◆ **GIVEN DATA**
- - - -

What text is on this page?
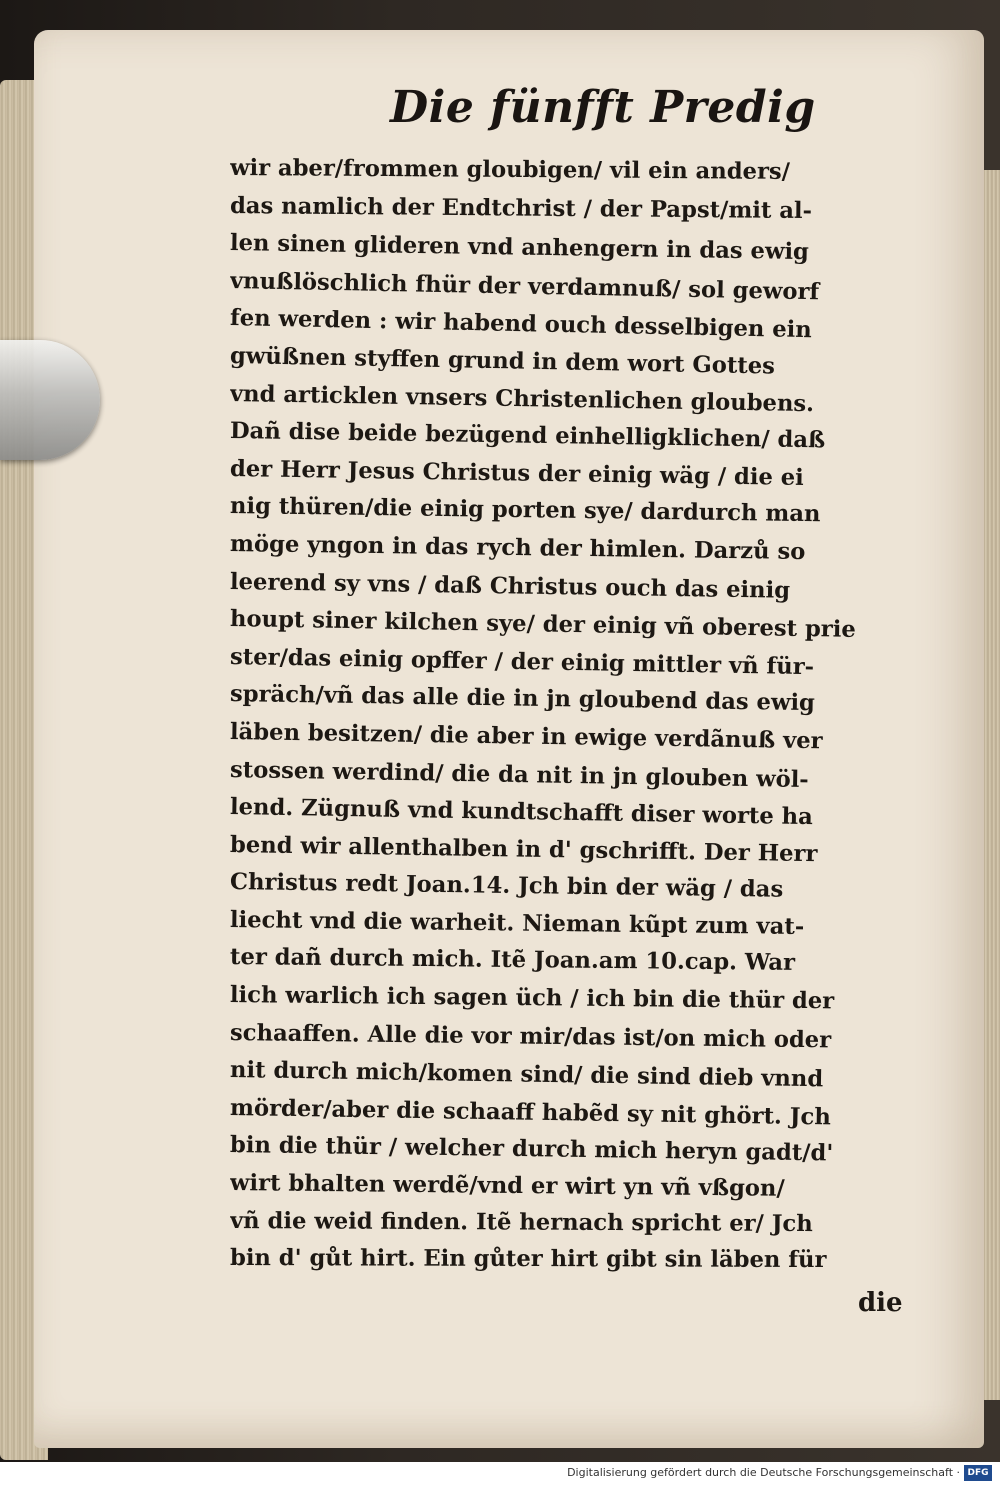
Die fünfft Predig
wir aber/frommen gloubigen/ vil ein anders/
das namlich der Endtchrist / der Papst/mit al-
len sinen glideren vnd anhengern in das ewig
vnußlöschlich fhür der verdamnuß/ sol geworf
fen werden : wir habend ouch desselbigen ein
gwüßnen styffen grund in dem wort Gottes
vnd articklen vnsers Christenlichen gloubens.
Dañ dise beide bezügend einhelligklichen/ daß
der Herr Jesus Christus der einig wäg / die ei
nig thüren/die einig porten sye/ dardurch man
möge yngon in das rych der himlen. Darzů so
leerend sy vns / daß Christus ouch das einig
houpt siner kilchen sye/ der einig vñ oberest prie
ster/das einig opffer / der einig mittler vñ für-
spräch/vñ das alle die in jn gloubend das ewig
läben besitzen/ die aber in ewige verdãnuß ver
stossen werdind/ die da nit in jn glouben wöl-
lend. Zügnuß vnd kundtschafft diser worte ha
bend wir allenthalben in d' gschrifft. Der Herr
Christus redt Joan.14. Jch bin der wäg / das
liecht vnd die warheit. Nieman kũpt zum vat-
ter dañ durch mich. Itẽ Joan.am 10.cap. War
lich warlich ich sagen üch / ich bin die thür der
schaaffen. Alle die vor mir/das ist/on mich oder
nit durch mich/komen sind/ die sind dieb vnnd
mörder/aber die schaaff habẽd sy nit ghört. Jch
bin die thür / welcher durch mich heryn gadt/d'
wirt bhalten werdẽ/vnd er wirt yn vñ vßgon/
vñ die weid finden. Itẽ hernach spricht er/ Jch
bin d' gůt hirt. Ein gůter hirt gibt sin läben für
die
Digitalisierung gefördert durch die Deutsche Forschungsgemeinschaft · DFG
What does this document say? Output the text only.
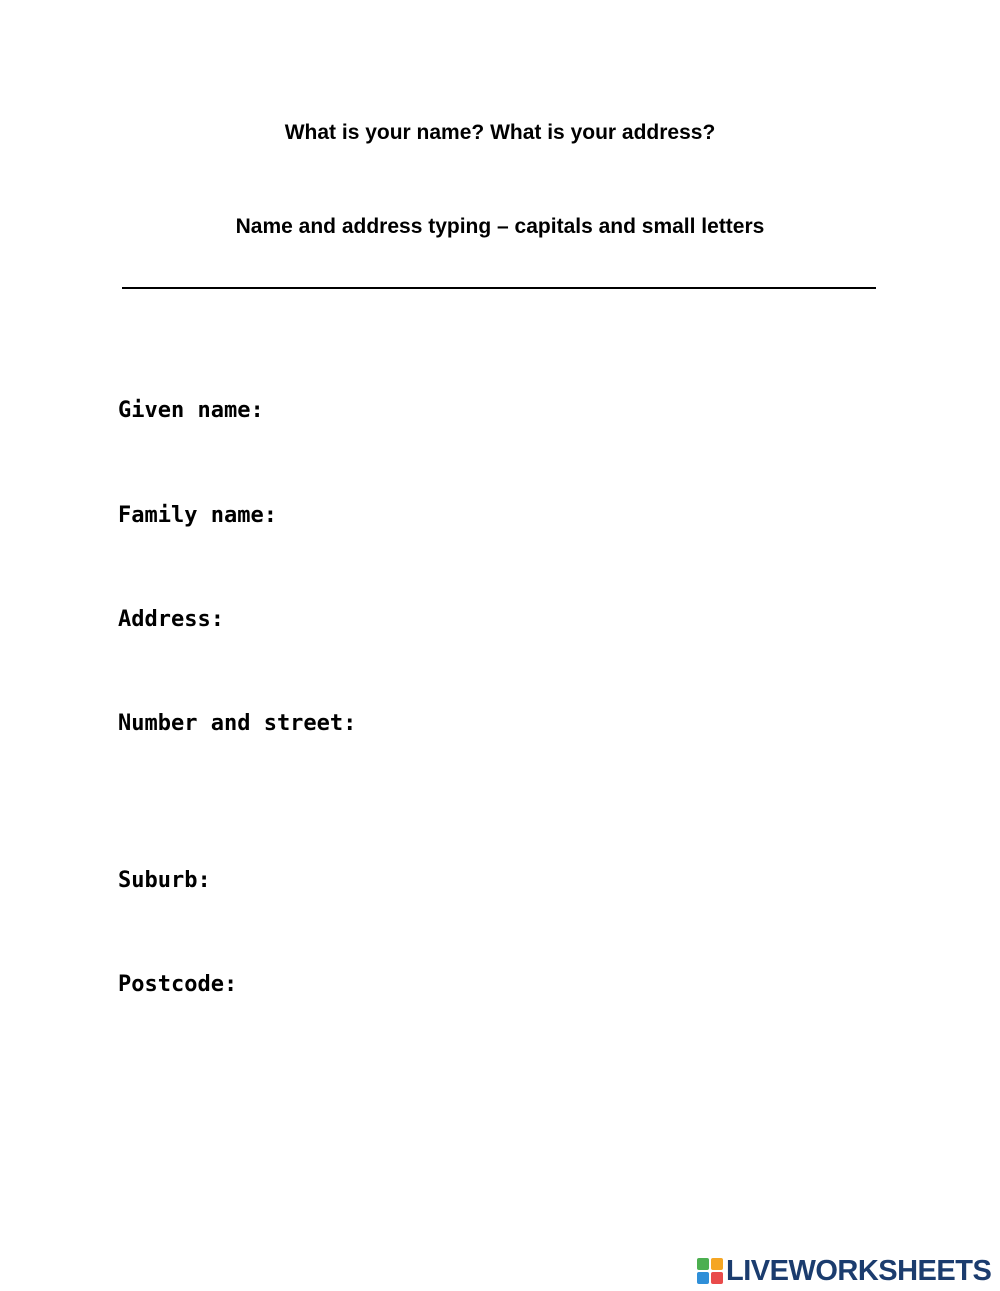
What is your name? What is your address?
Name and address typing – capitals and small letters
Given name:
Family name:
Address:
Number and street:
Suburb:
Postcode:
LIVEWORKSHEETS
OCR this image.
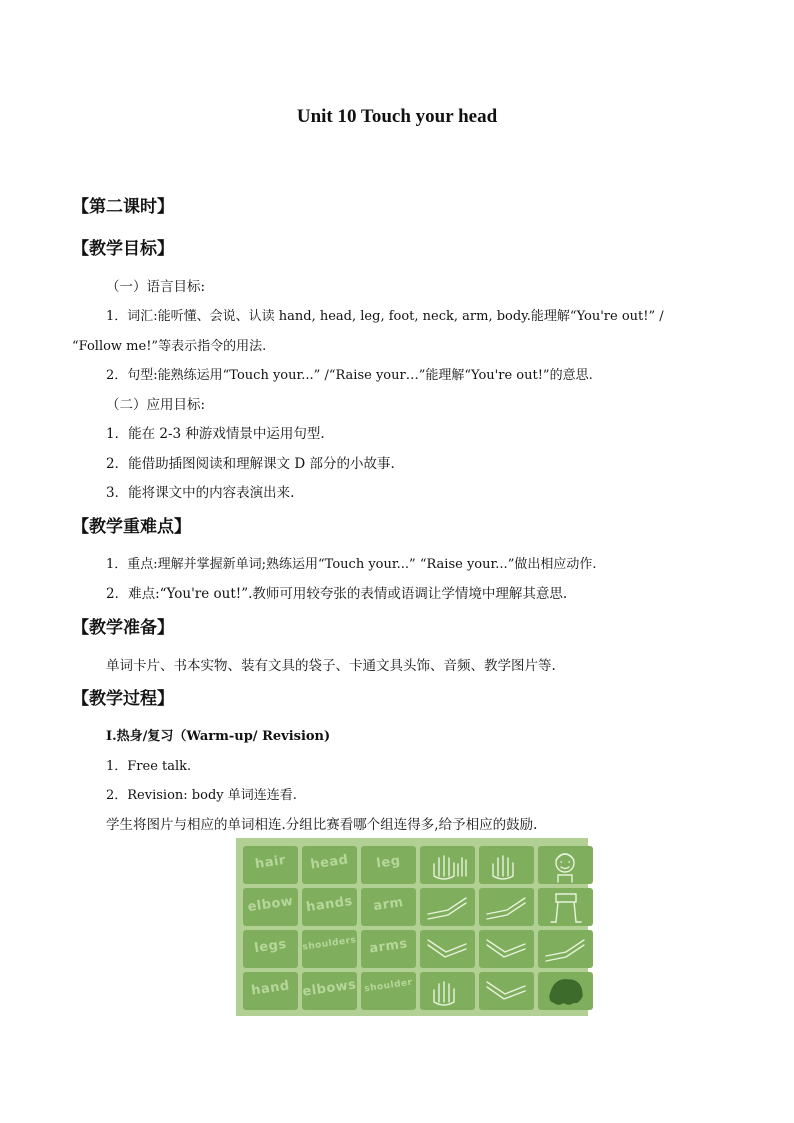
Unit 10 Touch your head
【第二课时】
【教学目标】
（一）语言目标:
1．词汇:能听懂、会说、认读 hand, head, leg, foot, neck, arm, body.能理解“You're out!” /
“Follow me!”等表示指令的用法.
2．句型:能熟练运用“Touch your...” /“Raise your…”能理解“You're out!”的意思.
（二）应用目标:
1．能在 2-3 种游戏情景中运用句型.
2．能借助插图阅读和理解课文 D 部分的小故事.
3．能将课文中的内容表演出来.
【教学重难点】
1．重点:理解并掌握新单词;熟练运用“Touch your...” “Raise your...”做出相应动作.
2．难点:“You're out!”.教师可用较夸张的表情或语调让学情境中理解其意思.
【教学准备】
单词卡片、书本实物、装有文具的袋子、卡通文具头饰、音频、教学图片等.
【教学过程】
I.热身/复习（Warm-up/ Revision)
1．Free talk.
2．Revision: body 单词连连看.
学生将图片与相应的单词相连.分组比赛看哪个组连得多,给予相应的鼓励.
hair	head	leg
elbow hands	arm
legs	shoulders arms
hand elbows shoulder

- - - -

In the material above, tally every line with the string "läben" in it, then give that number alone.

2